··· EXTRACTED RECORDS

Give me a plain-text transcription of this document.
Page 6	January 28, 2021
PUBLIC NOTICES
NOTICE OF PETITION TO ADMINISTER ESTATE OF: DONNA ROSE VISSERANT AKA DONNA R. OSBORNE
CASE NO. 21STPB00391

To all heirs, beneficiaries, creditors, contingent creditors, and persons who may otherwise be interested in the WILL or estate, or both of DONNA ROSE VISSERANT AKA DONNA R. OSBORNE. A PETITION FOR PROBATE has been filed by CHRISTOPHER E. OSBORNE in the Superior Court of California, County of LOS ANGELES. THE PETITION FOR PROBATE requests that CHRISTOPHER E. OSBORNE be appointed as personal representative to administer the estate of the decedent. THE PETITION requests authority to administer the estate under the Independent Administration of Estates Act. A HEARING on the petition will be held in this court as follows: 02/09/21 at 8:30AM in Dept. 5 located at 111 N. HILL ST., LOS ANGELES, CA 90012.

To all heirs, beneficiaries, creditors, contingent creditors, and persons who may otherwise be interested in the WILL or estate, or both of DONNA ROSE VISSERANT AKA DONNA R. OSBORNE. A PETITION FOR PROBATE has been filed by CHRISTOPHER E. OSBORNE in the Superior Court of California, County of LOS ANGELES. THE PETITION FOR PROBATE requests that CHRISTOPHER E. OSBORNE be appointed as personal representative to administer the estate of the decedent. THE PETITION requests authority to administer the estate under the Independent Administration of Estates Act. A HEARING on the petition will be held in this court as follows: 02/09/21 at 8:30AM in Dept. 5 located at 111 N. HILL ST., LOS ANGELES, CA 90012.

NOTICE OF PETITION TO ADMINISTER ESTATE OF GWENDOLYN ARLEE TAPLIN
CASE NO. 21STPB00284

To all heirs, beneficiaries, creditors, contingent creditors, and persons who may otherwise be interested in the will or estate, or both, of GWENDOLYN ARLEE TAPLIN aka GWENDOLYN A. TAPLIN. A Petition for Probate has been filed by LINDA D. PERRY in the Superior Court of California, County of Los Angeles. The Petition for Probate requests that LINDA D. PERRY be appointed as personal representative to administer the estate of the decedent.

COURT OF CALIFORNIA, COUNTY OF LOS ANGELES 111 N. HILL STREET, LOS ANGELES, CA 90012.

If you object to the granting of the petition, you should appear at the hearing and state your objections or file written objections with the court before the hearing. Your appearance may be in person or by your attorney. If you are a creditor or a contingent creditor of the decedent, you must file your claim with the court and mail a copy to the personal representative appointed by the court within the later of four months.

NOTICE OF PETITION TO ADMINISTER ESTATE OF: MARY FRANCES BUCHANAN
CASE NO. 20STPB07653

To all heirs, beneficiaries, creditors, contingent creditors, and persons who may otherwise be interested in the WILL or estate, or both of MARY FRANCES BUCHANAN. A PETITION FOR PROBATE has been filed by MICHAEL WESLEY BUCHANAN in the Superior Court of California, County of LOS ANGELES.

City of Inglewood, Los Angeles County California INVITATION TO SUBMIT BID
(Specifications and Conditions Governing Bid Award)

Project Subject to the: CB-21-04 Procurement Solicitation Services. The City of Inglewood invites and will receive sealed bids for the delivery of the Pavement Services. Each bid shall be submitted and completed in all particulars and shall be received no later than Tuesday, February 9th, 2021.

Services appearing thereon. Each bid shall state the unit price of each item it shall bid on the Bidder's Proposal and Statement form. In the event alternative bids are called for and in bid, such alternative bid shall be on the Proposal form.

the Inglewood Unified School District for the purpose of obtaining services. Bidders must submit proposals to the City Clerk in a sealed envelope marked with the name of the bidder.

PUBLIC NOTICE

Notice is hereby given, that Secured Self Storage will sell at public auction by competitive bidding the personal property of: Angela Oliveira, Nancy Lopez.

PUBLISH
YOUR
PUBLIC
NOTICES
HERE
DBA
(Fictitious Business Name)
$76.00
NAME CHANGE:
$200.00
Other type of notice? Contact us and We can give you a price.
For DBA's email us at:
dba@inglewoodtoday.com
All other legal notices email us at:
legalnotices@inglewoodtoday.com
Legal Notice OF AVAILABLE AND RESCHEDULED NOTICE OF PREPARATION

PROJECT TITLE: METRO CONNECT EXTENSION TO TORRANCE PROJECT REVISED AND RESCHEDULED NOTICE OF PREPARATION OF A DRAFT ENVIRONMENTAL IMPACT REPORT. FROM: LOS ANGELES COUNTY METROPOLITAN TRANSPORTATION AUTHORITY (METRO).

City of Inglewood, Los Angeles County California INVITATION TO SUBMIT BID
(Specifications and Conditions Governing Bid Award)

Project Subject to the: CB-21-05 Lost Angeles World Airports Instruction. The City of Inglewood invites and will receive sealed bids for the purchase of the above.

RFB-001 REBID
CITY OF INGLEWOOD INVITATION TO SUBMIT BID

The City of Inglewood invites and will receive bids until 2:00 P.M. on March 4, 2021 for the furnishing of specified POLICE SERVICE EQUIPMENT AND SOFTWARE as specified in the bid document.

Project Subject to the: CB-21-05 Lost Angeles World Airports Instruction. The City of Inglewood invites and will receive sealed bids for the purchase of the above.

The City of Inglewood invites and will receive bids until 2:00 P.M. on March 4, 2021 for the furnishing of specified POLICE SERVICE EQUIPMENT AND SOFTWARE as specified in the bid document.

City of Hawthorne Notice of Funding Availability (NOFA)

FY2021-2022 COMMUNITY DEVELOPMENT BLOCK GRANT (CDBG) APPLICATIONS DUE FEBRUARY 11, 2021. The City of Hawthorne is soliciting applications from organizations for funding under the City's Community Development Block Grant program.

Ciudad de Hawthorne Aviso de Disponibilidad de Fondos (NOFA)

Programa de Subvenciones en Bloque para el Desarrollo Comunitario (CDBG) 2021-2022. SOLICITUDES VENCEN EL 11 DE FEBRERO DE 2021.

······

**GIVEN PROBLEM:** From the listing above, copy all lines holding the word "GWENDOLYN".

**WRITTEN SOLUTION:**
NOTICE OF PETITION TO ADMINISTER ESTATE OF GWENDOLYN ARLEE TAPLIN
To all heirs, beneficiaries, creditors, contingent creditors, and persons who may otherwise be interested in the will or estate, or both, of GWENDOLYN ARLEE TAPLIN aka GWENDOLYN A. TAPLIN. A Petition for Probate has been filed by LINDA D. PERRY in the Superior Court of California, County of Los Angeles. The Petition for Probate requests that LINDA D. PERRY be appointed as personal representative to administer the estate of the decedent.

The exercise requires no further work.